*Task details*
Here are some records; copy every line that holds the word "likes".

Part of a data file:
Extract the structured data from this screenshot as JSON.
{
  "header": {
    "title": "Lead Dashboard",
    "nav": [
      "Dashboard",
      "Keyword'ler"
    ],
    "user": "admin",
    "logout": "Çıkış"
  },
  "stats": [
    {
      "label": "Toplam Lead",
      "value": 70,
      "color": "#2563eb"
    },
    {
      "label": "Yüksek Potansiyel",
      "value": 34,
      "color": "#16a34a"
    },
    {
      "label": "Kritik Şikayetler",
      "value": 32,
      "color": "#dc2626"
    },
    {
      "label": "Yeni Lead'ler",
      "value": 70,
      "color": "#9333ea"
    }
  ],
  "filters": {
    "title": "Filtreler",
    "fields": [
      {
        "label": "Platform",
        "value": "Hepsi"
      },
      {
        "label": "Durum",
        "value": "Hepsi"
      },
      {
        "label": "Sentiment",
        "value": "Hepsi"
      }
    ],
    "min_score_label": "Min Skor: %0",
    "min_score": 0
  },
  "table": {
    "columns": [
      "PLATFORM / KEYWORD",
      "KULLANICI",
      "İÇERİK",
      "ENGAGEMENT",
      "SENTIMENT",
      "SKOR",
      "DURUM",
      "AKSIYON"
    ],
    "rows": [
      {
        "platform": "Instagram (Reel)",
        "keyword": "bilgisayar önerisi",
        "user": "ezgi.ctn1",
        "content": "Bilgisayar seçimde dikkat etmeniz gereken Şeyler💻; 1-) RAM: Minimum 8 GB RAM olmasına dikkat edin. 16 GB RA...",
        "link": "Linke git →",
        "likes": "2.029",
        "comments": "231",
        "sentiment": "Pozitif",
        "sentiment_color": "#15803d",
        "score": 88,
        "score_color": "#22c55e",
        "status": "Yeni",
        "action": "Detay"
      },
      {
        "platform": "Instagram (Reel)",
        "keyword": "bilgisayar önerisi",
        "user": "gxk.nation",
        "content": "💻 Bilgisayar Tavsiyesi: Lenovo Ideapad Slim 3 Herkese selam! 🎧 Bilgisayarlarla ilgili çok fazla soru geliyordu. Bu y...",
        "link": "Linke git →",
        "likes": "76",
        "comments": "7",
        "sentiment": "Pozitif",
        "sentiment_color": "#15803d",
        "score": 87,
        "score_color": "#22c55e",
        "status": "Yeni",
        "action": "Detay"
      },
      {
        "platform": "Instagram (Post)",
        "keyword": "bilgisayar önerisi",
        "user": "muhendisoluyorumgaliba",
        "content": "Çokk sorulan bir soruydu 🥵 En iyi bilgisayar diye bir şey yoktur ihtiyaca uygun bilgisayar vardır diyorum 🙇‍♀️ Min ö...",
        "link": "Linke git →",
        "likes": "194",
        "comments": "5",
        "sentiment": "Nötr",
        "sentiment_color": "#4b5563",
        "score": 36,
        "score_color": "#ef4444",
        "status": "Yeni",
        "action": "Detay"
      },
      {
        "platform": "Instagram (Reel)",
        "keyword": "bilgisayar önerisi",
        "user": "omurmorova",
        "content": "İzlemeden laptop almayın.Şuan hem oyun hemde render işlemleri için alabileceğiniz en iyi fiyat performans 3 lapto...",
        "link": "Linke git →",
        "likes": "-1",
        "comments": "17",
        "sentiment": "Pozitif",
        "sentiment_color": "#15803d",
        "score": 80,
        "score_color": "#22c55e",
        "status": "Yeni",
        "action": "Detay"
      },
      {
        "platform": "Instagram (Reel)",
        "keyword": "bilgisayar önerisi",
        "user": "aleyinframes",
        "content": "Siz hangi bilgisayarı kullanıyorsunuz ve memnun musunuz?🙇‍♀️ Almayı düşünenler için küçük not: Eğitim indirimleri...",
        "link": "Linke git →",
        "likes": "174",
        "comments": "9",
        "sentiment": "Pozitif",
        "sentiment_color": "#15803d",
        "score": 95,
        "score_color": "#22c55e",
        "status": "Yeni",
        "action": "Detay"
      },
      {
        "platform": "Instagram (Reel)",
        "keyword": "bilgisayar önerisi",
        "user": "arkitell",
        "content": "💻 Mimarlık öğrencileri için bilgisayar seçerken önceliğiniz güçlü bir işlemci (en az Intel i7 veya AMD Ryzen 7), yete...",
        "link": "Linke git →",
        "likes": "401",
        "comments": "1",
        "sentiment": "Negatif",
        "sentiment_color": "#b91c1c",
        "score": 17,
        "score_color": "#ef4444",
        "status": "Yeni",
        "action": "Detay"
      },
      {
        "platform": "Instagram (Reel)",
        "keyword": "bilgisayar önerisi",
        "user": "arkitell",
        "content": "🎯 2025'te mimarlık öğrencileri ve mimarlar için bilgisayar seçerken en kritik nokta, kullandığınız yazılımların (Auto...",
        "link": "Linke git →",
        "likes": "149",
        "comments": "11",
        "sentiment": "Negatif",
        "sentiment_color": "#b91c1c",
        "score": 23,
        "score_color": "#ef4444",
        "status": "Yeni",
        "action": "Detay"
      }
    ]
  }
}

...

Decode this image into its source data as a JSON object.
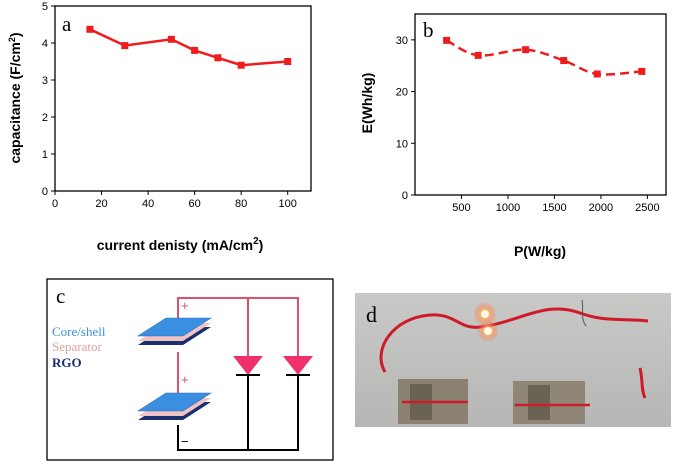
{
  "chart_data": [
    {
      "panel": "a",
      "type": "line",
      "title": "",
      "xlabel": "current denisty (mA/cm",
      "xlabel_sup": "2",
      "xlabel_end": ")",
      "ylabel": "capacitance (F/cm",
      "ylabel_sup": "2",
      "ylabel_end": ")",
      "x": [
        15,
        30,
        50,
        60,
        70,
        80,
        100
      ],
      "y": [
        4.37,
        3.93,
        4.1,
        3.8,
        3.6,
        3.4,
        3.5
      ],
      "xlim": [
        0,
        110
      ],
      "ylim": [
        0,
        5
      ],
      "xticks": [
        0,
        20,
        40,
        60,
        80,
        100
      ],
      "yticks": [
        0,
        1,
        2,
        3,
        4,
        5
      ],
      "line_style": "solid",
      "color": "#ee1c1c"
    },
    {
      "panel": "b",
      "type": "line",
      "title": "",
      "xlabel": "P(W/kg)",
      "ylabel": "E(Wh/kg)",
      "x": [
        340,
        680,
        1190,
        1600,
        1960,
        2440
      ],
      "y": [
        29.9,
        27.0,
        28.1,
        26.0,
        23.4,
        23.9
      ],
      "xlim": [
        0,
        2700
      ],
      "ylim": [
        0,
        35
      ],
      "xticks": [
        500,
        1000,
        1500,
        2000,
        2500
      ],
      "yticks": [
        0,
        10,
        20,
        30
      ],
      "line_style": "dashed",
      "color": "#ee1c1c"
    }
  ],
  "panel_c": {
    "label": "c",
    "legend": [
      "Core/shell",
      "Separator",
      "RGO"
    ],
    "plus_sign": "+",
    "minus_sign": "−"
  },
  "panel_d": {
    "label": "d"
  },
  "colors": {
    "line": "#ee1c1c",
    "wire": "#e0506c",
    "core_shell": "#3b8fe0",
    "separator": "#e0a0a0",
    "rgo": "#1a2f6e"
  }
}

*Response to the task*
        "likes": "2.029",
        "likes": "76",
        "likes": "194",
        "likes": "-1",
        "likes": "174",
        "likes": "401",
        "likes": "149",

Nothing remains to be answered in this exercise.